### [Given exercise]
Everything in the listing except the pictures should be written out exactly.

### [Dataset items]
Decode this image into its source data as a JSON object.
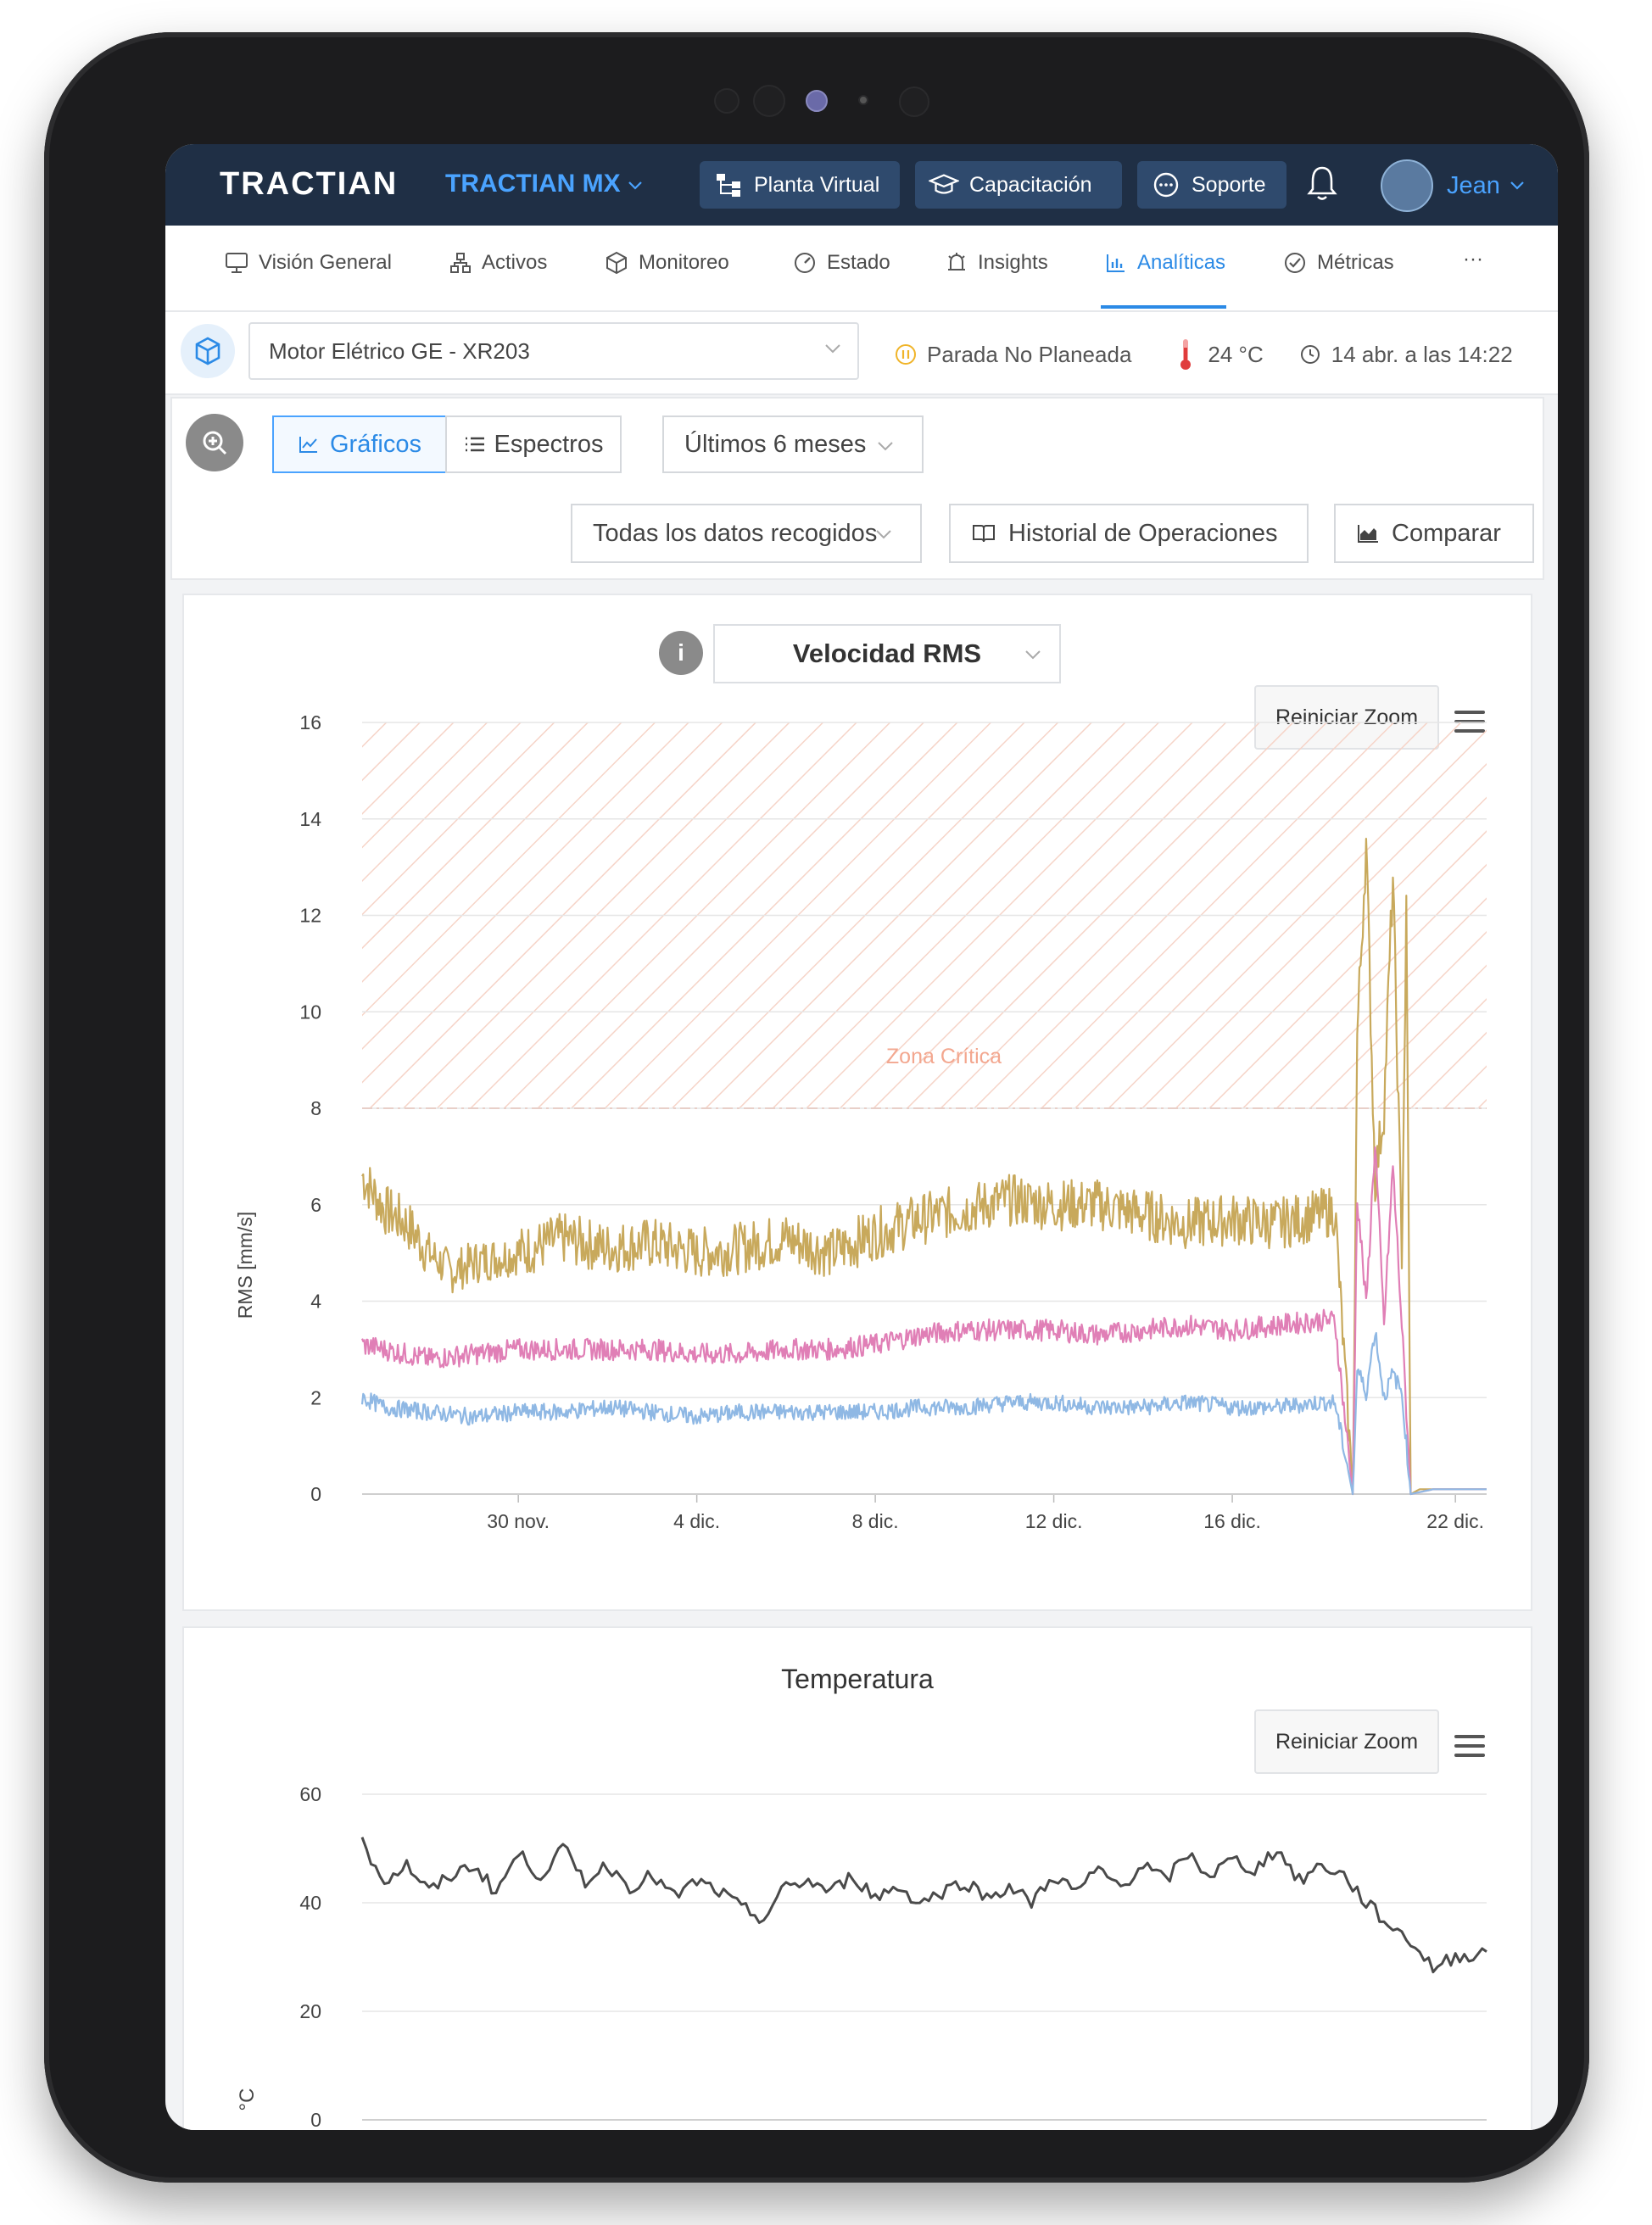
{
  "header": {
    "logo": "TRACTIAN",
    "company": "TRACTIAN MX",
    "buttons": [
      {
        "label": "Planta Virtual",
        "icon": "sitemap-icon"
      },
      {
        "label": "Capacitación",
        "icon": "graduation-cap-icon"
      },
      {
        "label": "Soporte",
        "icon": "chat-icon"
      }
    ],
    "user": "Jean"
  },
  "nav": {
    "items": [
      {
        "label": "Visión General",
        "icon": "monitor-icon"
      },
      {
        "label": "Activos",
        "icon": "hierarchy-icon"
      },
      {
        "label": "Monitoreo",
        "icon": "box-icon"
      },
      {
        "label": "Estado",
        "icon": "gauge-icon"
      },
      {
        "label": "Insights",
        "icon": "alarm-icon"
      },
      {
        "label": "Analíticas",
        "icon": "bar-chart-icon"
      },
      {
        "label": "Métricas",
        "icon": "check-circle-icon"
      },
      {
        "label": "···",
        "icon": "more-icon"
      }
    ],
    "active": "Analíticas"
  },
  "asset": {
    "selected": "Motor Elétrico GE - XR203",
    "status": "Parada No Planeada",
    "temperature": "24 °C",
    "last_update": "14 abr. a las 14:22"
  },
  "filters": {
    "view_tabs": [
      "Gráficos",
      "Espectros"
    ],
    "active_tab": "Gráficos",
    "period": "Últimos 6 meses",
    "data_scope": "Todas los datos recogidos",
    "history_button": "Historial de Operaciones",
    "compare_button": "Comparar"
  },
  "colors": {
    "accent": "#2b8ae6",
    "topbar": "#1f2f45",
    "critical": "#f08a6c",
    "series_1": "#c8a95c",
    "series_2": "#e07fb6",
    "series_3": "#8fb8e4",
    "temperature": "#4a4a4a"
  },
  "chart_rms": {
    "selector": "Velocidad RMS",
    "reset_zoom": "Reiniciar Zoom",
    "critical_label": "Zona Crítica"
  },
  "chart_temp": {
    "title": "Temperatura",
    "reset_zoom": "Reiniciar Zoom"
  },
  "chart_data": [
    {
      "type": "line",
      "ylabel": "RMS [mm/s]",
      "ylim": [
        0,
        16
      ],
      "yticks": [
        0,
        2,
        4,
        6,
        8,
        10,
        12,
        14,
        16
      ],
      "xlim": [
        -3.5,
        21.7
      ],
      "xticks": [
        {
          "x": 0,
          "label": "30 nov."
        },
        {
          "x": 4,
          "label": "4 dic."
        },
        {
          "x": 8,
          "label": "8 dic."
        },
        {
          "x": 12,
          "label": "12 dic."
        },
        {
          "x": 16,
          "label": "16 dic."
        },
        {
          "x": 21,
          "label": "22 dic."
        }
      ],
      "critical_threshold": 8,
      "grid": true,
      "series": [
        {
          "color": "#c8a95c",
          "x": [
            -3.5,
            -3.0,
            -2.5,
            -2.0,
            -1.5,
            -1.0,
            0,
            1,
            2,
            3,
            4,
            5,
            6,
            7,
            8,
            9,
            10,
            11,
            12,
            13,
            14,
            15,
            16,
            17,
            18,
            18.3,
            18.7,
            18.8,
            19.0,
            19.2,
            19.4,
            19.6,
            19.8,
            19.9,
            20.0,
            20.2,
            20.5,
            21.0,
            21.7
          ],
          "values": [
            6.6,
            5.9,
            5.6,
            5.0,
            4.6,
            4.8,
            5.0,
            5.3,
            5.1,
            5.2,
            5.0,
            5.1,
            5.3,
            5.0,
            5.4,
            5.7,
            5.9,
            6.1,
            6.0,
            6.0,
            5.8,
            5.6,
            5.7,
            5.6,
            5.8,
            5.9,
            0,
            9.5,
            13.5,
            6.5,
            8.0,
            12.8,
            5.0,
            12.0,
            0,
            0.1,
            0.1,
            0.1,
            0.1
          ]
        },
        {
          "color": "#e07fb6",
          "x": [
            -3.5,
            -3.0,
            -2.0,
            -1.0,
            0,
            1,
            2,
            3,
            4,
            5,
            6,
            7,
            8,
            9,
            10,
            11,
            12,
            13,
            14,
            15,
            16,
            17,
            18,
            18.3,
            18.7,
            18.8,
            19.0,
            19.2,
            19.4,
            19.6,
            19.8,
            20.0,
            20.5,
            21.7
          ],
          "values": [
            3.1,
            3.0,
            2.8,
            2.9,
            3.0,
            3.0,
            3.0,
            3.0,
            2.9,
            2.9,
            3.0,
            3.0,
            3.1,
            3.3,
            3.4,
            3.4,
            3.4,
            3.3,
            3.4,
            3.5,
            3.4,
            3.5,
            3.6,
            3.6,
            0,
            6.2,
            3.9,
            7.3,
            3.5,
            6.8,
            3.5,
            0,
            0.1,
            0.1
          ]
        },
        {
          "color": "#8fb8e4",
          "x": [
            -3.5,
            -3.0,
            -2.0,
            -1.0,
            0,
            1,
            2,
            3,
            4,
            5,
            6,
            7,
            8,
            9,
            10,
            11,
            12,
            13,
            14,
            15,
            16,
            17,
            18,
            18.3,
            18.7,
            18.8,
            19.0,
            19.2,
            19.4,
            19.6,
            19.8,
            20.0,
            20.5,
            21.7
          ],
          "values": [
            2.0,
            1.8,
            1.7,
            1.6,
            1.7,
            1.7,
            1.8,
            1.7,
            1.6,
            1.7,
            1.7,
            1.7,
            1.7,
            1.8,
            1.8,
            1.9,
            1.9,
            1.8,
            1.8,
            1.9,
            1.8,
            1.8,
            1.9,
            1.9,
            0,
            2.6,
            2.1,
            3.4,
            2.0,
            2.5,
            2.1,
            0,
            0.1,
            0.1
          ]
        }
      ]
    },
    {
      "type": "line",
      "title": "Temperatura",
      "ylabel": "°C",
      "ylim": [
        0,
        60
      ],
      "yticks": [
        0,
        20,
        40,
        60
      ],
      "xlim": [
        -3.5,
        21.7
      ],
      "grid": true,
      "series": [
        {
          "color": "#4a4a4a",
          "x": [
            -3.5,
            -3.0,
            -2.5,
            -2.0,
            -1.5,
            -1.0,
            -0.5,
            0,
            0.5,
            1,
            1.5,
            2,
            2.5,
            3,
            3.5,
            4,
            4.5,
            5,
            5.5,
            6,
            6.5,
            7,
            7.5,
            8,
            8.5,
            9,
            9.5,
            10,
            10.5,
            11,
            11.5,
            12,
            12.5,
            13,
            13.5,
            14,
            14.5,
            15,
            15.5,
            16,
            16.5,
            17,
            17.5,
            18,
            18.5,
            19,
            19.5,
            20,
            20.5,
            21,
            21.7
          ],
          "values": [
            51,
            44,
            47,
            42,
            45,
            47,
            42,
            49,
            45,
            50,
            44,
            47,
            43,
            45,
            41,
            44,
            42,
            39,
            37,
            43,
            44,
            42,
            45,
            41,
            43,
            40,
            42,
            44,
            41,
            43,
            40,
            45,
            42,
            46,
            43,
            47,
            44,
            49,
            45,
            48,
            46,
            50,
            44,
            47,
            45,
            40,
            36,
            33,
            28,
            30,
            31
          ]
        }
      ]
    }
  ]
}
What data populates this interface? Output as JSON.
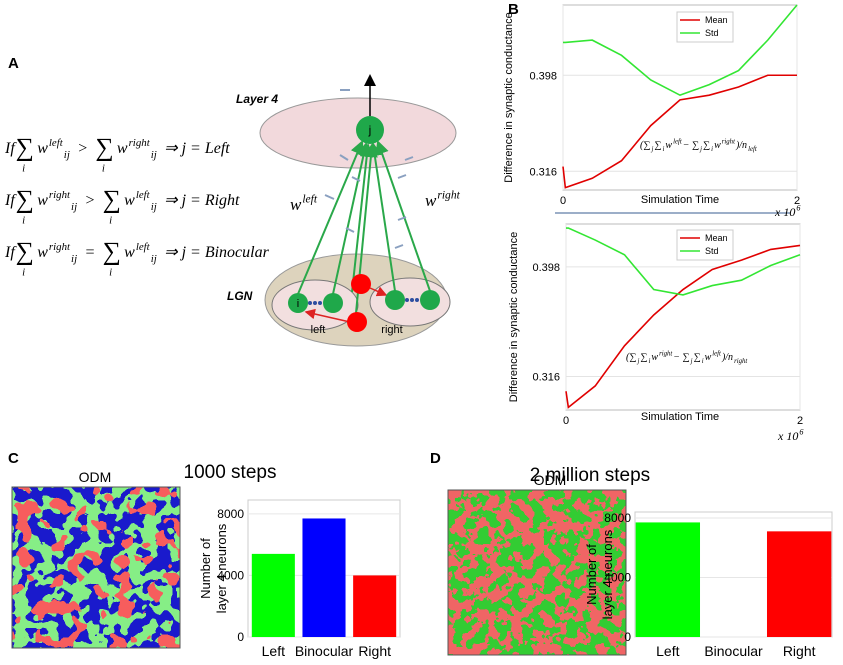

### [The response]
Decode this image into its source data as a JSON object.
{
  "header": {
    "logo": "TRACTIAN",
    "company": "TRACTIAN MX",
    "buttons": [
      {
        "label": "Planta Virtual",
        "icon": "sitemap-icon"
      },
      {
        "label": "Capacitación",
        "icon": "graduation-cap-icon"
      },
      {
        "label": "Soporte",
        "icon": "chat-icon"
      }
    ],
    "user": "Jean"
  },
  "nav": {
    "items": [
      {
        "label": "Visión General",
        "icon": "monitor-icon"
      },
      {
        "label": "Activos",
        "icon": "hierarchy-icon"
      },
      {
        "label": "Monitoreo",
        "icon": "box-icon"
      },
      {
        "label": "Estado",
        "icon": "gauge-icon"
      },
      {
        "label": "Insights",
        "icon": "alarm-icon"
      },
      {
        "label": "Analíticas",
        "icon": "bar-chart-icon"
      },
      {
        "label": "Métricas",
        "icon": "check-circle-icon"
      },
      {
        "label": "···",
        "icon": "more-icon"
      }
    ],
    "active": "Analíticas"
  },
  "asset": {
    "selected": "Motor Elétrico GE - XR203",
    "status": "Parada No Planeada",
    "temperature": "24 °C",
    "last_update": "14 abr. a las 14:22"
  },
  "filters": {
    "view_tabs": [
      "Gráficos",
      "Espectros"
    ],
    "active_tab": "Gráficos",
    "period": "Últimos 6 meses",
    "data_scope": "Todas los datos recogidos",
    "history_button": "Historial de Operaciones",
    "compare_button": "Comparar"
  },
  "colors": {
    "accent": "#2b8ae6",
    "topbar": "#1f2f45",
    "critical": "#f08a6c",
    "series_1": "#c8a95c",
    "series_2": "#e07fb6",
    "series_3": "#8fb8e4",
    "temperature": "#4a4a4a"
  },
  "chart_rms": {
    "selector": "Velocidad RMS",
    "reset_zoom": "Reiniciar Zoom",
    "critical_label": "Zona Crítica"
  },
  "chart_temp": {
    "title": "Temperatura",
    "reset_zoom": "Reiniciar Zoom"
  },
  "chart_data": [
    {
      "type": "line",
      "ylabel": "RMS [mm/s]",
      "ylim": [
        0,
        16
      ],
      "yticks": [
        0,
        2,
        4,
        6,
        8,
        10,
        12,
        14,
        16
      ],
      "xlim": [
        -3.5,
        21.7
      ],
      "xticks": [
        {
          "x": 0,
          "label": "30 nov."
        },
        {
          "x": 4,
          "label": "4 dic."
        },
        {
          "x": 8,
          "label": "8 dic."
        },
        {
          "x": 12,
          "label": "12 dic."
        },
        {
          "x": 16,
          "label": "16 dic."
        },
        {
          "x": 21,
          "label": "22 dic."
        }
      ],
      "critical_threshold": 8,
      "grid": true,
      "series": [
        {
          "color": "#c8a95c",
          "x": [
            -3.5,
            -3.0,
            -2.5,
            -2.0,
            -1.5,
            -1.0,
            0,
            1,
            2,
            3,
            4,
            5,
            6,
            7,
            8,
            9,
            10,
            11,
            12,
            13,
            14,
            15,
            16,
            17,
            18,
            18.3,
            18.7,
            18.8,
            19.0,
            19.2,
            19.4,
            19.6,
            19.8,
            19.9,
            20.0,
            20.2,
            20.5,
            21.0,
            21.7
          ],
          "values": [
            6.6,
            5.9,
            5.6,
            5.0,
            4.6,
            4.8,
            5.0,
            5.3,
            5.1,
            5.2,
            5.0,
            5.1,
            5.3,
            5.0,
            5.4,
            5.7,
            5.9,
            6.1,
            6.0,
            6.0,
            5.8,
            5.6,
            5.7,
            5.6,
            5.8,
            5.9,
            0,
            9.5,
            13.5,
            6.5,
            8.0,
            12.8,
            5.0,
            12.0,
            0,
            0.1,
            0.1,
            0.1,
            0.1
          ]
        },
        {
          "color": "#e07fb6",
          "x": [
            -3.5,
            -3.0,
            -2.0,
            -1.0,
            0,
            1,
            2,
            3,
            4,
            5,
            6,
            7,
            8,
            9,
            10,
            11,
            12,
            13,
            14,
            15,
            16,
            17,
            18,
            18.3,
            18.7,
            18.8,
            19.0,
            19.2,
            19.4,
            19.6,
            19.8,
            20.0,
            20.5,
            21.7
          ],
          "values": [
            3.1,
            3.0,
            2.8,
            2.9,
            3.0,
            3.0,
            3.0,
            3.0,
            2.9,
            2.9,
            3.0,
            3.0,
            3.1,
            3.3,
            3.4,
            3.4,
            3.4,
            3.3,
            3.4,
            3.5,
            3.4,
            3.5,
            3.6,
            3.6,
            0,
            6.2,
            3.9,
            7.3,
            3.5,
            6.8,
            3.5,
            0,
            0.1,
            0.1
          ]
        },
        {
          "color": "#8fb8e4",
          "x": [
            -3.5,
            -3.0,
            -2.0,
            -1.0,
            0,
            1,
            2,
            3,
            4,
            5,
            6,
            7,
            8,
            9,
            10,
            11,
            12,
            13,
            14,
            15,
            16,
            17,
            18,
            18.3,
            18.7,
            18.8,
            19.0,
            19.2,
            19.4,
            19.6,
            19.8,
            20.0,
            20.5,
            21.7
          ],
          "values": [
            2.0,
            1.8,
            1.7,
            1.6,
            1.7,
            1.7,
            1.8,
            1.7,
            1.6,
            1.7,
            1.7,
            1.7,
            1.7,
            1.8,
            1.8,
            1.9,
            1.9,
            1.8,
            1.8,
            1.9,
            1.8,
            1.8,
            1.9,
            1.9,
            0,
            2.6,
            2.1,
            3.4,
            2.0,
            2.5,
            2.1,
            0,
            0.1,
            0.1
          ]
        }
      ]
    },
    {
      "type": "line",
      "title": "Temperatura",
      "ylabel": "°C",
      "ylim": [
        0,
        60
      ],
      "yticks": [
        0,
        20,
        40,
        60
      ],
      "xlim": [
        -3.5,
        21.7
      ],
      "grid": true,
      "series": [
        {
          "color": "#4a4a4a",
          "x": [
            -3.5,
            -3.0,
            -2.5,
            -2.0,
            -1.5,
            -1.0,
            -0.5,
            0,
            0.5,
            1,
            1.5,
            2,
            2.5,
            3,
            3.5,
            4,
            4.5,
            5,
            5.5,
            6,
            6.5,
            7,
            7.5,
            8,
            8.5,
            9,
            9.5,
            10,
            10.5,
            11,
            11.5,
            12,
            12.5,
            13,
            13.5,
            14,
            14.5,
            15,
            15.5,
            16,
            16.5,
            17,
            17.5,
            18,
            18.5,
            19,
            19.5,
            20,
            20.5,
            21,
            21.7
          ],
          "values": [
            51,
            44,
            47,
            42,
            45,
            47,
            42,
            49,
            45,
            50,
            44,
            47,
            43,
            45,
            41,
            44,
            42,
            39,
            37,
            43,
            44,
            42,
            45,
            41,
            43,
            40,
            42,
            44,
            41,
            43,
            40,
            45,
            42,
            46,
            43,
            47,
            44,
            49,
            45,
            48,
            46,
            50,
            44,
            47,
            45,
            40,
            36,
            33,
            28,
            30,
            31
          ]
        }
      ]
    }
  ]
}
What data populates this interface? Output as JSON.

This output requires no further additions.